Directions for this task » Please output every line of the material as it stands, without the pictures.
[START OF Raw records]
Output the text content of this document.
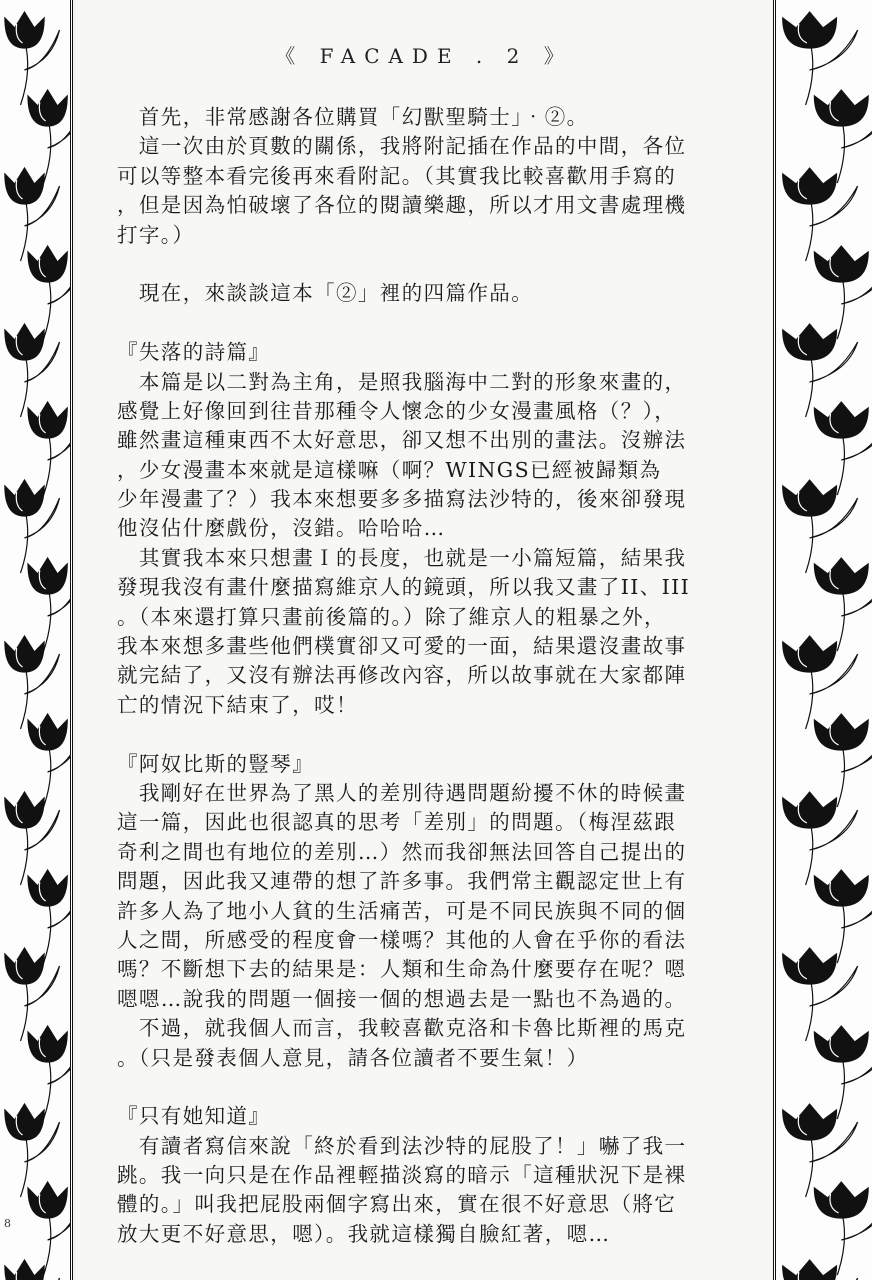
《 FACADE . 2 》
　首先，非常感謝各位購買「幻獸聖騎士」‧②。
　這一次由於頁數的關係，我將附記插在作品的中間，各位
可以等整本看完後再來看附記。（其實我比較喜歡用手寫的
，但是因為怕破壞了各位的閱讀樂趣，所以才用文書處理機
打字。）
　現在，來談談這本「②」裡的四篇作品。
『失落的詩篇』
　本篇是以二對為主角，是照我腦海中二對的形象來畫的，
感覺上好像回到往昔那種令人懷念的少女漫畫風格（？），
雖然畫這種東西不太好意思，卻又想不出別的畫法。沒辦法
，少女漫畫本來就是這樣嘛（啊？WINGS已經被歸類為
少年漫畫了？）我本來想要多多描寫法沙特的，後來卻發現
他沒佔什麼戲份，沒錯。哈哈哈…
　其實我本來只想畫Ｉ的長度，也就是一小篇短篇，結果我
發現我沒有畫什麼描寫維京人的鏡頭，所以我又畫了II、III
。（本來還打算只畫前後篇的。）除了維京人的粗暴之外，
我本來想多畫些他們樸實卻又可愛的一面，結果還沒畫故事
就完結了，又沒有辦法再修改內容，所以故事就在大家都陣
亡的情況下結束了，哎！
『阿奴比斯的豎琴』
　我剛好在世界為了黑人的差別待遇問題紛擾不休的時候畫
這一篇，因此也很認真的思考「差別」的問題。（梅涅茲跟
奇利之間也有地位的差別…）然而我卻無法回答自己提出的
問題，因此我又連帶的想了許多事。我們常主觀認定世上有
許多人為了地小人貧的生活痛苦，可是不同民族與不同的個
人之間，所感受的程度會一樣嗎？其他的人會在乎你的看法
嗎？不斷想下去的結果是：人類和生命為什麼要存在呢？嗯
嗯嗯…說我的問題一個接一個的想過去是一點也不為過的。
　不過，就我個人而言，我較喜歡克洛和卡魯比斯裡的馬克
。（只是發表個人意見，請各位讀者不要生氣！）
『只有她知道』
　有讀者寫信來說「終於看到法沙特的屁股了！」嚇了我一
跳。我一向只是在作品裡輕描淡寫的暗示「這種狀況下是裸
體的。」叫我把屁股兩個字寫出來，實在很不好意思（將它
放大更不好意思，嗯）。我就這樣獨自臉紅著，嗯…
8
[END OF Raw records]
The result »
Output the text content of this document.
《 FACADE . 2 》
　首先，非常感謝各位購買「幻獸聖騎士」‧②。
　這一次由於頁數的關係，我將附記插在作品的中間，各位
可以等整本看完後再來看附記。（其實我比較喜歡用手寫的
，但是因為怕破壞了各位的閱讀樂趣，所以才用文書處理機
打字。）
　現在，來談談這本「②」裡的四篇作品。
『失落的詩篇』
　本篇是以二對為主角，是照我腦海中二對的形象來畫的，
感覺上好像回到往昔那種令人懷念的少女漫畫風格（？），
雖然畫這種東西不太好意思，卻又想不出別的畫法。沒辦法
，少女漫畫本來就是這樣嘛（啊？WINGS已經被歸類為
少年漫畫了？）我本來想要多多描寫法沙特的，後來卻發現
他沒佔什麼戲份，沒錯。哈哈哈…
　其實我本來只想畫Ｉ的長度，也就是一小篇短篇，結果我
發現我沒有畫什麼描寫維京人的鏡頭，所以我又畫了II、III
。（本來還打算只畫前後篇的。）除了維京人的粗暴之外，
我本來想多畫些他們樸實卻又可愛的一面，結果還沒畫故事
就完結了，又沒有辦法再修改內容，所以故事就在大家都陣
亡的情況下結束了，哎！
『阿奴比斯的豎琴』
　我剛好在世界為了黑人的差別待遇問題紛擾不休的時候畫
這一篇，因此也很認真的思考「差別」的問題。（梅涅茲跟
奇利之間也有地位的差別…）然而我卻無法回答自己提出的
問題，因此我又連帶的想了許多事。我們常主觀認定世上有
許多人為了地小人貧的生活痛苦，可是不同民族與不同的個
人之間，所感受的程度會一樣嗎？其他的人會在乎你的看法
嗎？不斷想下去的結果是：人類和生命為什麼要存在呢？嗯
嗯嗯…說我的問題一個接一個的想過去是一點也不為過的。
　不過，就我個人而言，我較喜歡克洛和卡魯比斯裡的馬克
。（只是發表個人意見，請各位讀者不要生氣！）
『只有她知道』
　有讀者寫信來說「終於看到法沙特的屁股了！」嚇了我一
跳。我一向只是在作品裡輕描淡寫的暗示「這種狀況下是裸
體的。」叫我把屁股兩個字寫出來，實在很不好意思（將它
放大更不好意思，嗯）。我就這樣獨自臉紅著，嗯…
8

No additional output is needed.